_EXERCISE DIRECTIONS_: Report every line from the material that contains the word "name".

:: EXTRACTED RECORDS ::

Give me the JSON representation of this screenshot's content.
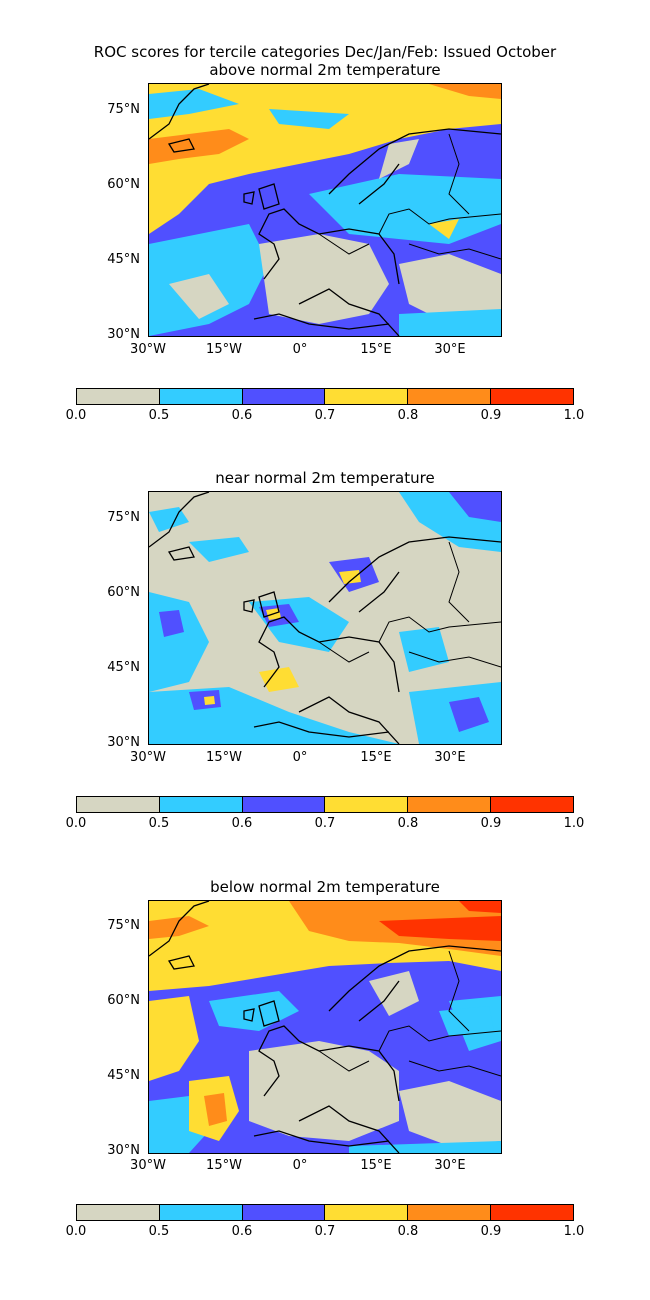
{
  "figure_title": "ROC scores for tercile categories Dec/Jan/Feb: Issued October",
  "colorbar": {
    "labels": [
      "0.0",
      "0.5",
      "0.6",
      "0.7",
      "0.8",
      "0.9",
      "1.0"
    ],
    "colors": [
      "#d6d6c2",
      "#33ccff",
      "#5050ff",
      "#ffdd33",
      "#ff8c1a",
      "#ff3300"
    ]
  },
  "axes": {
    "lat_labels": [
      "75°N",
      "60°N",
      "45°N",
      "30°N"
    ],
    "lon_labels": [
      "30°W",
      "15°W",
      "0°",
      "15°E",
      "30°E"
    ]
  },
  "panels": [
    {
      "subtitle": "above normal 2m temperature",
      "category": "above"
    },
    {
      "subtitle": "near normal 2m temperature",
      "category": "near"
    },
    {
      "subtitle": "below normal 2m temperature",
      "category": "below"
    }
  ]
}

:::
:: EXTRACTED RECORDS ::

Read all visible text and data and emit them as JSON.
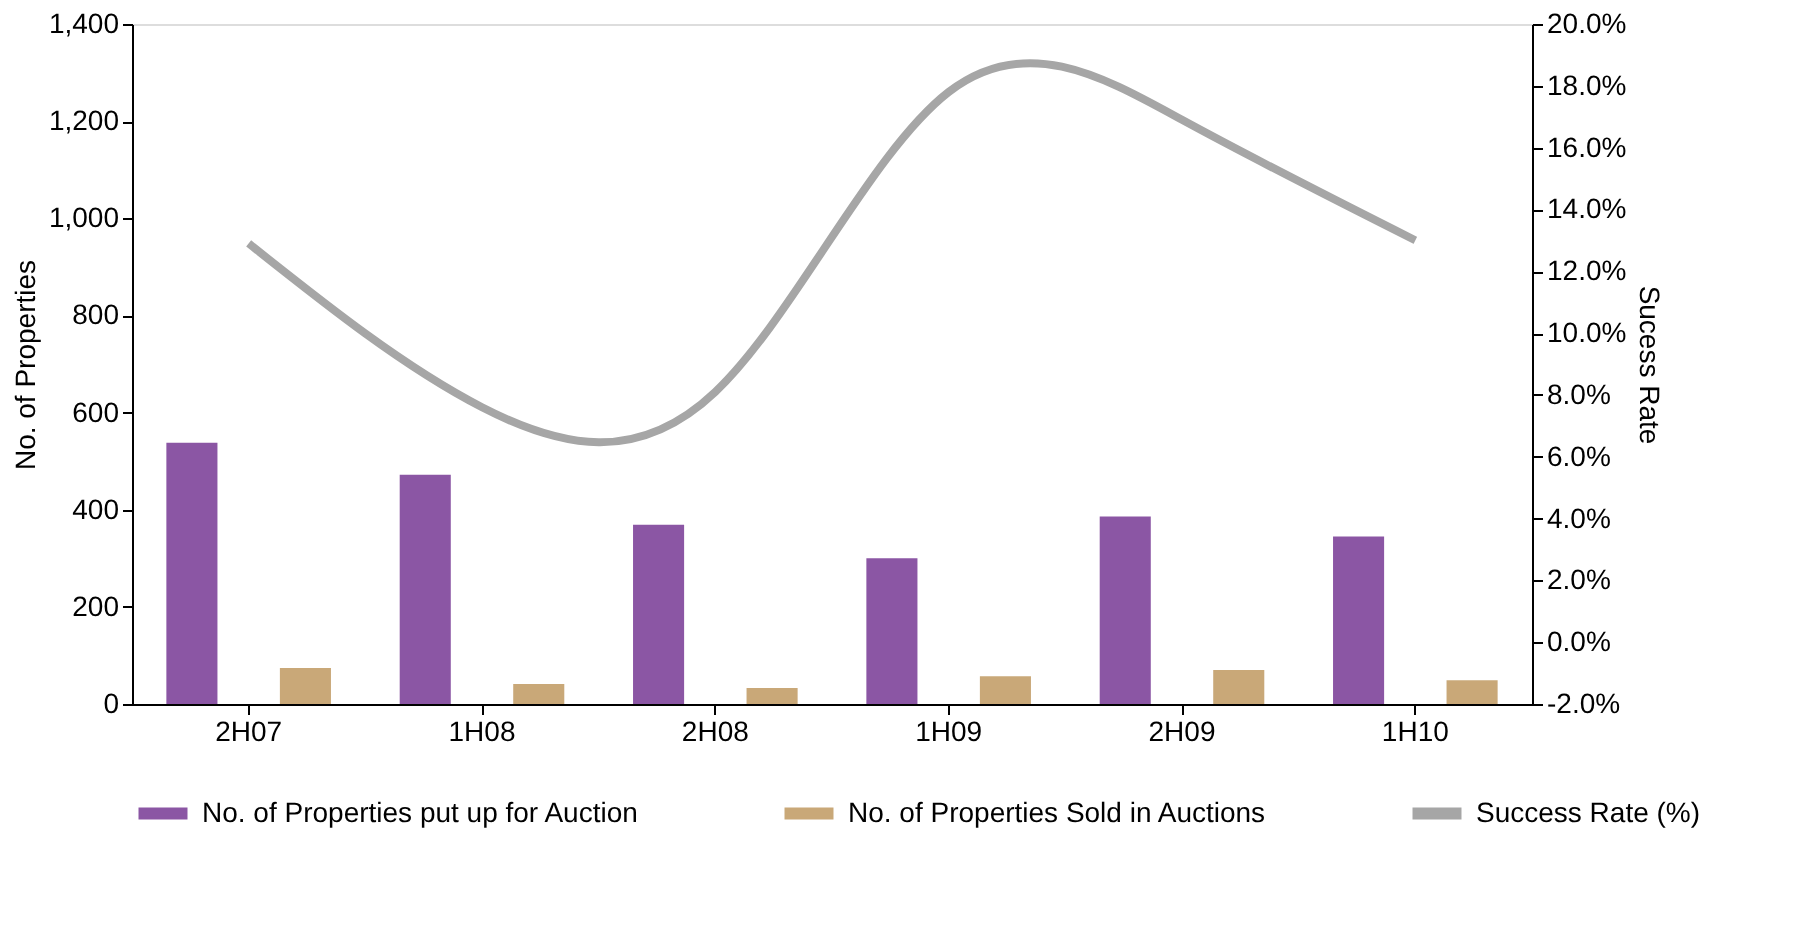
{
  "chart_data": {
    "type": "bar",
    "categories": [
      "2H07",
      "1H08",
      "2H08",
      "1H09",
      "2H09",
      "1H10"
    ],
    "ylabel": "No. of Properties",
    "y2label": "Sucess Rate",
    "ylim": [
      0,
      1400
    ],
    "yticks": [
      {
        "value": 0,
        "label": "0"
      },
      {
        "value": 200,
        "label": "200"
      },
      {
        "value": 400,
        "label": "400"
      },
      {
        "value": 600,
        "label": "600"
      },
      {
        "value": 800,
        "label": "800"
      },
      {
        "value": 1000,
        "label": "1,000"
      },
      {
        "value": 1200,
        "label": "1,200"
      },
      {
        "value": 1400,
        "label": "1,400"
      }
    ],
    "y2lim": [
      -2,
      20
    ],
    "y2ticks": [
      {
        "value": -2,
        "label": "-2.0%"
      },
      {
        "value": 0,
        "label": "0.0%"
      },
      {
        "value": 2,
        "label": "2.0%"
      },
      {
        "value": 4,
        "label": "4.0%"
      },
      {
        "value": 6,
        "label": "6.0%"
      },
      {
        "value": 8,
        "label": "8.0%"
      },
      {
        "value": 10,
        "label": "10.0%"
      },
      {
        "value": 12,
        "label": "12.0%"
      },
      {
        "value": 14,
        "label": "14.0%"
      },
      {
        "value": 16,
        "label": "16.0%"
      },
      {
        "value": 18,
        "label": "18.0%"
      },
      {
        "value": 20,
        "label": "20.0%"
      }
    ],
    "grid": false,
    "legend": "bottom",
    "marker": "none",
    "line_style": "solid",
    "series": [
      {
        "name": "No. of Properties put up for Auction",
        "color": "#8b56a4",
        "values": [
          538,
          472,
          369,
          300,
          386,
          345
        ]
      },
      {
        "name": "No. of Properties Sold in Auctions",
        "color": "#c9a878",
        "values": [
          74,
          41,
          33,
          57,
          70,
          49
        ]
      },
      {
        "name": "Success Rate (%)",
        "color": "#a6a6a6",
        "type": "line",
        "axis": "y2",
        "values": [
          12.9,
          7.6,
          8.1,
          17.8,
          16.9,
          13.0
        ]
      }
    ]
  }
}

:::
:: EXTRACTED RECORDS ::

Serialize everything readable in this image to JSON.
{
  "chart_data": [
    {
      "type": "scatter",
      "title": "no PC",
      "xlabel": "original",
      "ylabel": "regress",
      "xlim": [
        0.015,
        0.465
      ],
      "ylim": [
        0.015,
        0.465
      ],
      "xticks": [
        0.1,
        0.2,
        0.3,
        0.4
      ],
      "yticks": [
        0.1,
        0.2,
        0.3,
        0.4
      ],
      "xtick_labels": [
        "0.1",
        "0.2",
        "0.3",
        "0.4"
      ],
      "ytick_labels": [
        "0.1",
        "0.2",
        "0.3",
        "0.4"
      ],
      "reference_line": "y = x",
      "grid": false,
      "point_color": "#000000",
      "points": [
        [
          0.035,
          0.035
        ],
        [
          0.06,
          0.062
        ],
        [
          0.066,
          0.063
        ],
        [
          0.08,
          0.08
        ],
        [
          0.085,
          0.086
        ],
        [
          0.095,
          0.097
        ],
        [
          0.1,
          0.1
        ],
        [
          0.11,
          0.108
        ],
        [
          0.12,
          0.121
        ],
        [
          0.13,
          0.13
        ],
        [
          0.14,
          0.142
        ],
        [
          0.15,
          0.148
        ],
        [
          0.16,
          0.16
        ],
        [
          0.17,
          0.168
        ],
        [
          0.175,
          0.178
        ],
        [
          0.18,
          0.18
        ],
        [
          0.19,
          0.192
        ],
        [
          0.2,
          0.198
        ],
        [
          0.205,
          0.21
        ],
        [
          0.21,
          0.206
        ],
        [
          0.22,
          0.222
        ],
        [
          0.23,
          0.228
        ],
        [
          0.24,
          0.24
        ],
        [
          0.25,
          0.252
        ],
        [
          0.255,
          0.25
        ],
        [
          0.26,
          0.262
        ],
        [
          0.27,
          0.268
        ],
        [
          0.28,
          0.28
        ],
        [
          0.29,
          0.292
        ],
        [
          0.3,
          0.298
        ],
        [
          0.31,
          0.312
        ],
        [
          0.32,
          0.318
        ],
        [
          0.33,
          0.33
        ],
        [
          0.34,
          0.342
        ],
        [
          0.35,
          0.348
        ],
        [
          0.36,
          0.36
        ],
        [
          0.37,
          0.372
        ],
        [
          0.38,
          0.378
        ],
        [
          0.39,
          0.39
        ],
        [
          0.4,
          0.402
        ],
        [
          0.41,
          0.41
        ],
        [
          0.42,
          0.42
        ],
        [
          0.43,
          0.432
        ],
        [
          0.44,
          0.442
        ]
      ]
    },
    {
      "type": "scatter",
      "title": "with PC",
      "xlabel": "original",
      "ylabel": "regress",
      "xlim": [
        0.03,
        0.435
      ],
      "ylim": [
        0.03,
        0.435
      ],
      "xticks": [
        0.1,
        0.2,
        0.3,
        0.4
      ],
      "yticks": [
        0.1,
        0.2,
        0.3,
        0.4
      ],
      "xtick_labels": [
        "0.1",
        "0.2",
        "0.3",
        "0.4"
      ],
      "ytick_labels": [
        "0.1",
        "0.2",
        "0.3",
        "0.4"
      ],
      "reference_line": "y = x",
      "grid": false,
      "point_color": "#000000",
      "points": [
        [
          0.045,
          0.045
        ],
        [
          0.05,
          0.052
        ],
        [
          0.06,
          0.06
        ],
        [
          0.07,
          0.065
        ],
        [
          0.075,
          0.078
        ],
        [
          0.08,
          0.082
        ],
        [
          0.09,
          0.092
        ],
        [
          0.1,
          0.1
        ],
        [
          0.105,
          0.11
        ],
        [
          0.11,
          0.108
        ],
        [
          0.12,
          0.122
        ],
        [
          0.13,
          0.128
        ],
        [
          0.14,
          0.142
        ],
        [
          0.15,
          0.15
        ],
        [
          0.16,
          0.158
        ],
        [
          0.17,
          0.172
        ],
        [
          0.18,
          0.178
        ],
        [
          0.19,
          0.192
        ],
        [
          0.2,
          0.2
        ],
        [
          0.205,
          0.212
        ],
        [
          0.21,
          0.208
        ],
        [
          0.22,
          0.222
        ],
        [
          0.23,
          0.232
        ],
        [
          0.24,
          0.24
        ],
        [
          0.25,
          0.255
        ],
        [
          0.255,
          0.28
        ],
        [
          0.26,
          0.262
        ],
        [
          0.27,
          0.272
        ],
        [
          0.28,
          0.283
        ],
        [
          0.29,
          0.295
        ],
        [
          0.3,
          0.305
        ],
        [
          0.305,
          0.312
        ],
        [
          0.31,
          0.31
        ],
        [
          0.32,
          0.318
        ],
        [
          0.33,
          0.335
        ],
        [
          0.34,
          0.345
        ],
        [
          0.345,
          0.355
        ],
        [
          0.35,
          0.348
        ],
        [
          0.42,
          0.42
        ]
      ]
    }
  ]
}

:::

_OUTPUT_:
        "name": "No. of Properties put up for Auction",
        "name": "No. of Properties Sold in Auctions",
        "name": "Success Rate (%)",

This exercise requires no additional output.